Your objective -> Wherever the word "quota" appears in a line, copy that line.
- - - -
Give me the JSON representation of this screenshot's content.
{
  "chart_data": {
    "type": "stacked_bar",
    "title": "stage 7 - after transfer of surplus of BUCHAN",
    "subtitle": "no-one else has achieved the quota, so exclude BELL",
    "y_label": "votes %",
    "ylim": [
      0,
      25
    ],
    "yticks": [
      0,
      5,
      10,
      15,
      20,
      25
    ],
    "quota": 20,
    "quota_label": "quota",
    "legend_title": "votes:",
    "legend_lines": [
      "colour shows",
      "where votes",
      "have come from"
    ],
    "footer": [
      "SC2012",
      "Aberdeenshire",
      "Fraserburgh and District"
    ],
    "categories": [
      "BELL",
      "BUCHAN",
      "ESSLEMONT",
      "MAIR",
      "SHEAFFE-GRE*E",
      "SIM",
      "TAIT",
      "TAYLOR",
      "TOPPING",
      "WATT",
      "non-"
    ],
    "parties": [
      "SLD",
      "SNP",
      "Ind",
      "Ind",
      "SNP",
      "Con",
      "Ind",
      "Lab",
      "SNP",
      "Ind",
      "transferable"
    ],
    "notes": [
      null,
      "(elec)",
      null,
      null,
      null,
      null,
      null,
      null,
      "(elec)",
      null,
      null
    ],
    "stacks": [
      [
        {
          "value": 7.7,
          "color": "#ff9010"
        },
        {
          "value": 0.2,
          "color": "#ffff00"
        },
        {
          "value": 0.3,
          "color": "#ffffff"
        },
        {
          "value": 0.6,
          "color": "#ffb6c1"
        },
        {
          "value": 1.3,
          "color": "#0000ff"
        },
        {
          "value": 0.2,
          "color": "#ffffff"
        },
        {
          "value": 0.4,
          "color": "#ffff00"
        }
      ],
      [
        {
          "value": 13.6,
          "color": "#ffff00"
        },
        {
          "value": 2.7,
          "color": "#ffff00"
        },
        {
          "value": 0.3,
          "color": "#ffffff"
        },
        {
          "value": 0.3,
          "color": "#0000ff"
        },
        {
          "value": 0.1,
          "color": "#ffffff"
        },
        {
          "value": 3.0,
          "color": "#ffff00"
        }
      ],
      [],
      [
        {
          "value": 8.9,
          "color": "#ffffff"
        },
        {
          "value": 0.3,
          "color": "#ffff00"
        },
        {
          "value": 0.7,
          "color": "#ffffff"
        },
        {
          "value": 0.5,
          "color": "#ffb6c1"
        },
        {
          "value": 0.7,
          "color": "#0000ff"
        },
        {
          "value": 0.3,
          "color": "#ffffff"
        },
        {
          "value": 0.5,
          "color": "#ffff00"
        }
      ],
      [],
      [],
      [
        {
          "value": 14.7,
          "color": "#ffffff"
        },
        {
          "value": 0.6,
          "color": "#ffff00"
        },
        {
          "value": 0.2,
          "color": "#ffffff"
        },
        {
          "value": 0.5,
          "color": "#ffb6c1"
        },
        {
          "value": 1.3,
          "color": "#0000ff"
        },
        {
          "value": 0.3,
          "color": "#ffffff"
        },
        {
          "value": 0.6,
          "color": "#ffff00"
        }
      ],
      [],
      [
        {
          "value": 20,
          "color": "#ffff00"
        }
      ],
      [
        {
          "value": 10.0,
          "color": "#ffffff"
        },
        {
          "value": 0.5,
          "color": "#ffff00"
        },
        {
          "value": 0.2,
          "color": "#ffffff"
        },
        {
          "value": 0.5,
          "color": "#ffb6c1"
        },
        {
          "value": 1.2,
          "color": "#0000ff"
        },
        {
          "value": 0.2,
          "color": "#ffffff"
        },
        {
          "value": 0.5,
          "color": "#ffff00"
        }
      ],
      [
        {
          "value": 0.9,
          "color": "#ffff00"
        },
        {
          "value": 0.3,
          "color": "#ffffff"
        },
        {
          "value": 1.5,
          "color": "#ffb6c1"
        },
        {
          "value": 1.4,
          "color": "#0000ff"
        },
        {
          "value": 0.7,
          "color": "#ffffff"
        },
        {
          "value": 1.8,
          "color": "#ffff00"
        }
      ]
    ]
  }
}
- - - -
Answer to the task ->
    "subtitle": "no-one else has achieved the quota, so exclude BELL",
    "quota": 20,
    "quota_label": "quota",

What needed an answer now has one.